Given request — For the data below, work out how many lines contain the word "Mono" and supply only that number.

Given records —
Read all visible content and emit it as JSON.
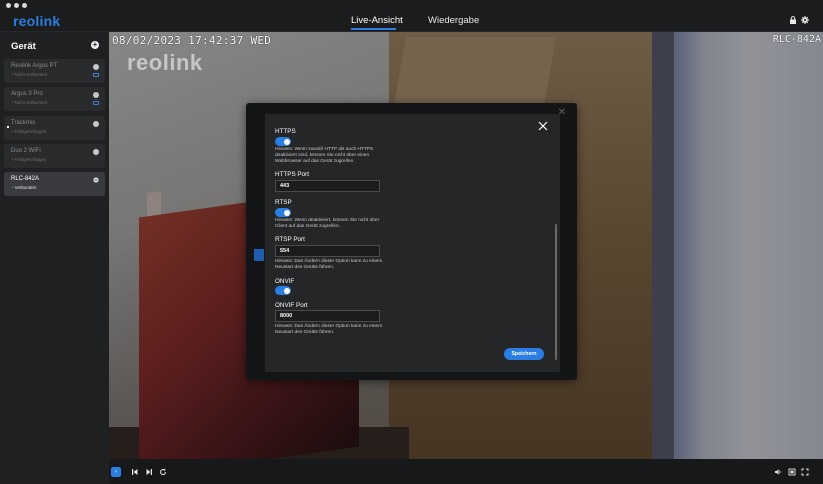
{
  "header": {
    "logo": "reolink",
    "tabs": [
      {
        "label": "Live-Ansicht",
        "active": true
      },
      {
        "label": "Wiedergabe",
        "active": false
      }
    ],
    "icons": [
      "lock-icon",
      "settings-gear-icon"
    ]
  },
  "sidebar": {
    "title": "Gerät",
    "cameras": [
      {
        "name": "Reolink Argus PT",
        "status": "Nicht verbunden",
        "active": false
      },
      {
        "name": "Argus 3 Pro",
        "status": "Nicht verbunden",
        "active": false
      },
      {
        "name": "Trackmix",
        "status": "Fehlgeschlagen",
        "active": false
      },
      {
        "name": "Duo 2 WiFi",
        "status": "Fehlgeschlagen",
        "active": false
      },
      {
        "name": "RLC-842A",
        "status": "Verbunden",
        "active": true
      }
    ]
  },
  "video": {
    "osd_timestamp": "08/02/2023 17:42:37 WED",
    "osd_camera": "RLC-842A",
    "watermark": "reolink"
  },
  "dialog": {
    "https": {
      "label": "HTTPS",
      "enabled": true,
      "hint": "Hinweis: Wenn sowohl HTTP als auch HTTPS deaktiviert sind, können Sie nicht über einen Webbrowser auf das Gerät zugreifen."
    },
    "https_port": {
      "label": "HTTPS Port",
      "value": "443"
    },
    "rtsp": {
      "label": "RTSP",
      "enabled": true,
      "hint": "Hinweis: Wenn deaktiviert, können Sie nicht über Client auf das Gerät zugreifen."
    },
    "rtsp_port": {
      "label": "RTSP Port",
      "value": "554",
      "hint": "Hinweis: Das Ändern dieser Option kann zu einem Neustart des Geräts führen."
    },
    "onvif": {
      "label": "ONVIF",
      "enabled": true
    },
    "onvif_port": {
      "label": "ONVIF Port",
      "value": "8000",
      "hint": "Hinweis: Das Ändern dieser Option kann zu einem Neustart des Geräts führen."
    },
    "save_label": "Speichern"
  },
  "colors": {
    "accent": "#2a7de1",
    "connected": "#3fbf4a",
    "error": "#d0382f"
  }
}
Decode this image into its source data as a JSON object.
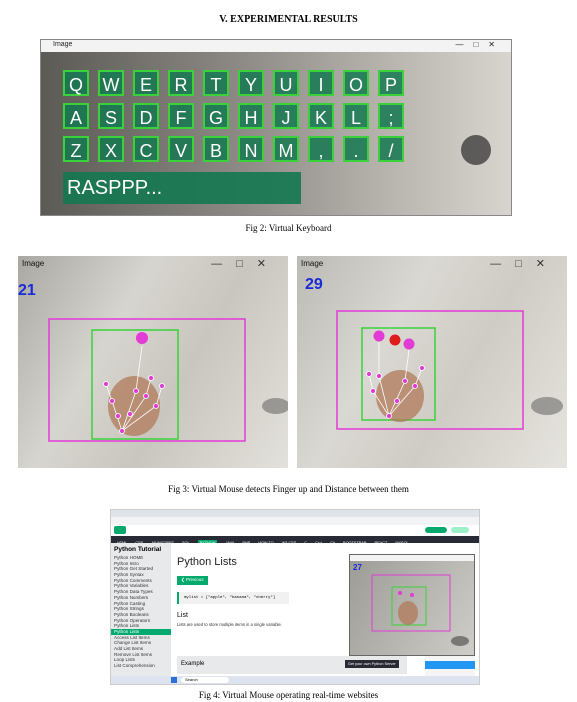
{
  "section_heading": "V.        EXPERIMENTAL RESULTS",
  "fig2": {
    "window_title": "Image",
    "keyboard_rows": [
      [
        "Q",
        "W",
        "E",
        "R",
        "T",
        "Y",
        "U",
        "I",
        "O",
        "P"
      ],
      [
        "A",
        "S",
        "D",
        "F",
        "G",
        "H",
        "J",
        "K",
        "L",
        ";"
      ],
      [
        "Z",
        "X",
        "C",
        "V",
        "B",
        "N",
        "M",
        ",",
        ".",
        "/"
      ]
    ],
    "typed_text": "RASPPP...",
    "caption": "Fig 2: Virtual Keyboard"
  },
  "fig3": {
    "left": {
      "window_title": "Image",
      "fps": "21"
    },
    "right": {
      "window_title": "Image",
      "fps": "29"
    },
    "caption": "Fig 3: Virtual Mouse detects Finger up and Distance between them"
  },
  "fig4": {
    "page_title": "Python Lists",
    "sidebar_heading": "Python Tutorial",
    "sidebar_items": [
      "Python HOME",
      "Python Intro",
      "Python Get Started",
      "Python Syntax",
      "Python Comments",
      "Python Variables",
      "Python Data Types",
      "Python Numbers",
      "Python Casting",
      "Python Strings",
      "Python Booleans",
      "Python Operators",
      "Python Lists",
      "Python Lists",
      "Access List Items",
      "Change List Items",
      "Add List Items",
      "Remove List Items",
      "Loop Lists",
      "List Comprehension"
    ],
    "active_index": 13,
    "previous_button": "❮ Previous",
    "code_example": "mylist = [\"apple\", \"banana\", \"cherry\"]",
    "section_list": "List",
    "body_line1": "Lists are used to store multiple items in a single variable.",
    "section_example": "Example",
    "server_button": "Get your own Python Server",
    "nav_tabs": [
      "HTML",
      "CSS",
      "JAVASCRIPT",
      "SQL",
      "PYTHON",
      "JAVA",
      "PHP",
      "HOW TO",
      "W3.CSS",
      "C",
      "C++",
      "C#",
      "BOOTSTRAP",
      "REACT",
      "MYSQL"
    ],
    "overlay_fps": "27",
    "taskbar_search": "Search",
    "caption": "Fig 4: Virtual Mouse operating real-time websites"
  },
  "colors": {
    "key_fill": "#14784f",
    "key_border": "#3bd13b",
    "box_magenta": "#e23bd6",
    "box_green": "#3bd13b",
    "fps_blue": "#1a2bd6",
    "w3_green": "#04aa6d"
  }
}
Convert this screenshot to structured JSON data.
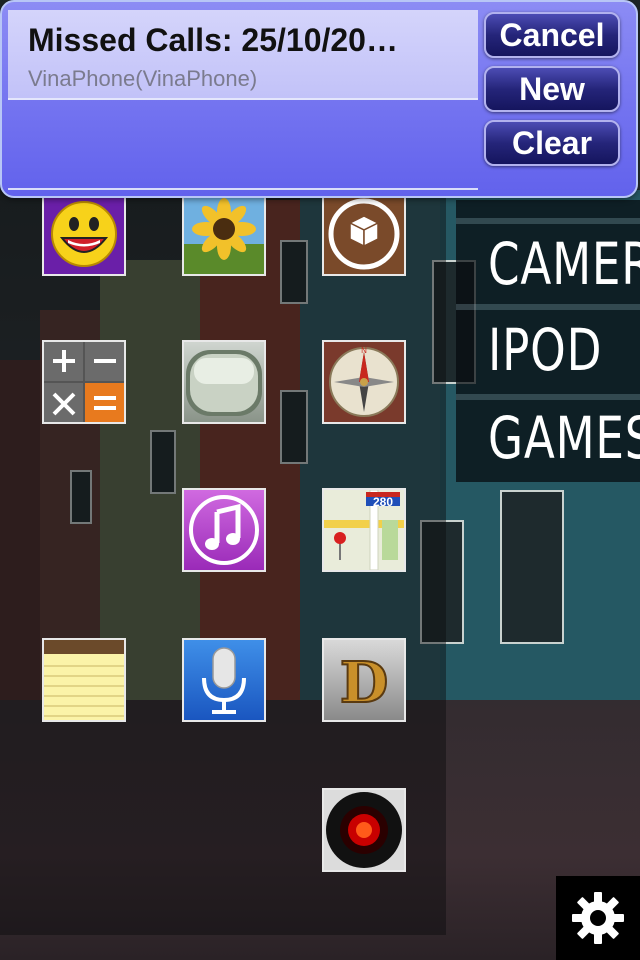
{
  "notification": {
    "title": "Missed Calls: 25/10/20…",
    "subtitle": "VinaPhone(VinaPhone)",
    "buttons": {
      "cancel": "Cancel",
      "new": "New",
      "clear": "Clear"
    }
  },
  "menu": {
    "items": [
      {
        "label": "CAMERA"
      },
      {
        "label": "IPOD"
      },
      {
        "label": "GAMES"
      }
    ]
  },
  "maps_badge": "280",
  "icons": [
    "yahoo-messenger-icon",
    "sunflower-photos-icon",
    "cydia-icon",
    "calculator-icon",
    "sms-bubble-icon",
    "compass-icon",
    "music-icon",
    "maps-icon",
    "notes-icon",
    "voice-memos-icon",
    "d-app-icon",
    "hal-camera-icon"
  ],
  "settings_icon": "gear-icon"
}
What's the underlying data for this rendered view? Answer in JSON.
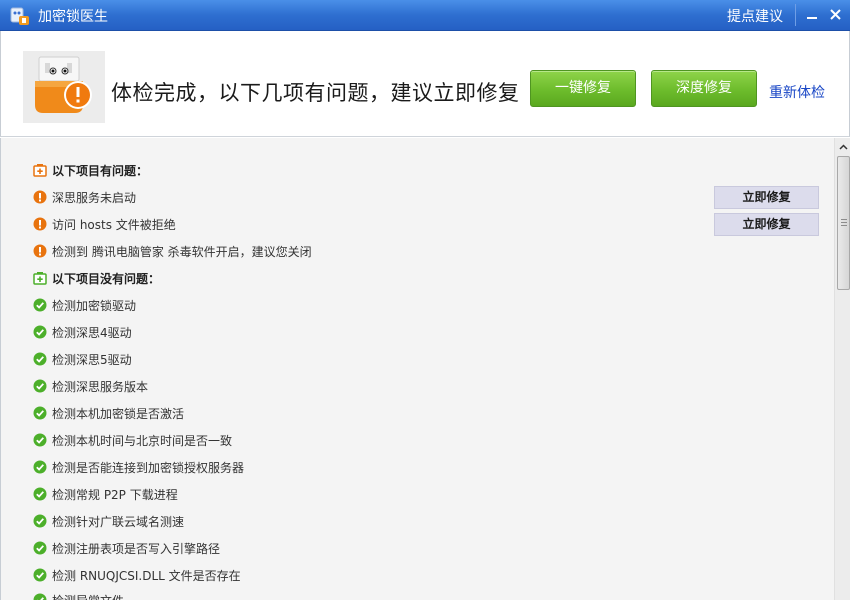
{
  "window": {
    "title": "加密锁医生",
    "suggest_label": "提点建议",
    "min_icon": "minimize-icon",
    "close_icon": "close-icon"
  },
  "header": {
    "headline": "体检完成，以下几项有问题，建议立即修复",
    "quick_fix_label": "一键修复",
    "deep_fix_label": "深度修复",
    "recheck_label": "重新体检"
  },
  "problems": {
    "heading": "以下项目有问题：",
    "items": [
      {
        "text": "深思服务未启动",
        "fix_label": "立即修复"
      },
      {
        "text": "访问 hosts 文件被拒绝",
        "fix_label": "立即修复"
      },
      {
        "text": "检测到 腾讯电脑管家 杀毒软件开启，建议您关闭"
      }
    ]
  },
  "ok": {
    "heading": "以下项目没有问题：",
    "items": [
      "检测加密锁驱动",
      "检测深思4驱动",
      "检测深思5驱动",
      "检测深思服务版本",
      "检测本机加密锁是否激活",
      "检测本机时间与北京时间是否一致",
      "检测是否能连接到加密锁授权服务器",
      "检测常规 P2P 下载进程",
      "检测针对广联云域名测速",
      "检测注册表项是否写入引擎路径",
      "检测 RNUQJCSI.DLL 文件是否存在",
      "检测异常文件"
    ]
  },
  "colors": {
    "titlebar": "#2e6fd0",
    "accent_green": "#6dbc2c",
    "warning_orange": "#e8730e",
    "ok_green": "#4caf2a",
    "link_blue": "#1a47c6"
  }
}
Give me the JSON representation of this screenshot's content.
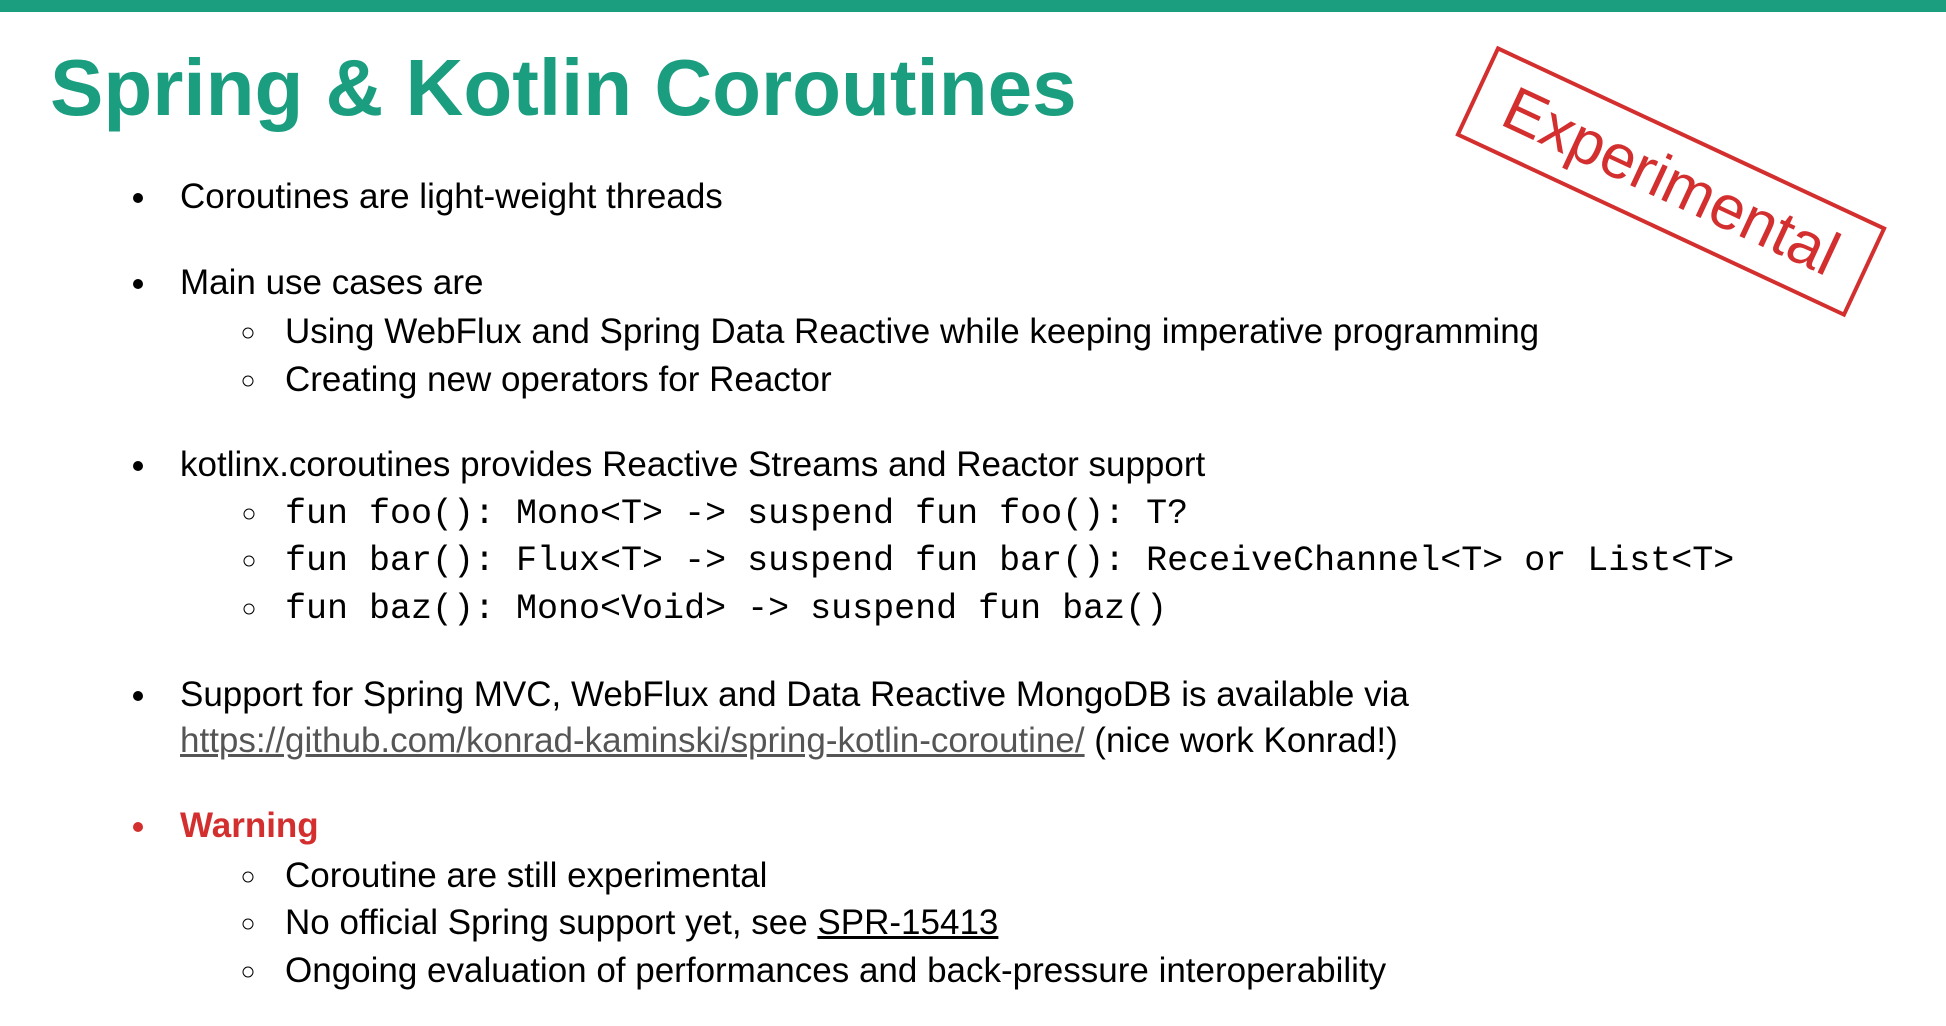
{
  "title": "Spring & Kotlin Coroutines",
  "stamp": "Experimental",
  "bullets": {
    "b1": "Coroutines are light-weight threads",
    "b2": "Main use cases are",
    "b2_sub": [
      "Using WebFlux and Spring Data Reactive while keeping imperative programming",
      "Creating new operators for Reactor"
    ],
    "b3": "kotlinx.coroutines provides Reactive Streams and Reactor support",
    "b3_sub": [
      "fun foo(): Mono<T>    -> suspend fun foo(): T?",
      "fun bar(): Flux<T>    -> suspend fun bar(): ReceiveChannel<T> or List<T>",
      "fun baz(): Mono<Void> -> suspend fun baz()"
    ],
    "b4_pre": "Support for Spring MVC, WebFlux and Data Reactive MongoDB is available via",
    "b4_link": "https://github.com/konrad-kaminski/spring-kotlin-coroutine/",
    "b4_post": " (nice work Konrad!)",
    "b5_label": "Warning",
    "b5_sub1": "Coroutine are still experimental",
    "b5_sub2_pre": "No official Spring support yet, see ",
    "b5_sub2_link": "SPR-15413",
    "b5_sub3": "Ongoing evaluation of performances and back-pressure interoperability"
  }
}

Answer — 2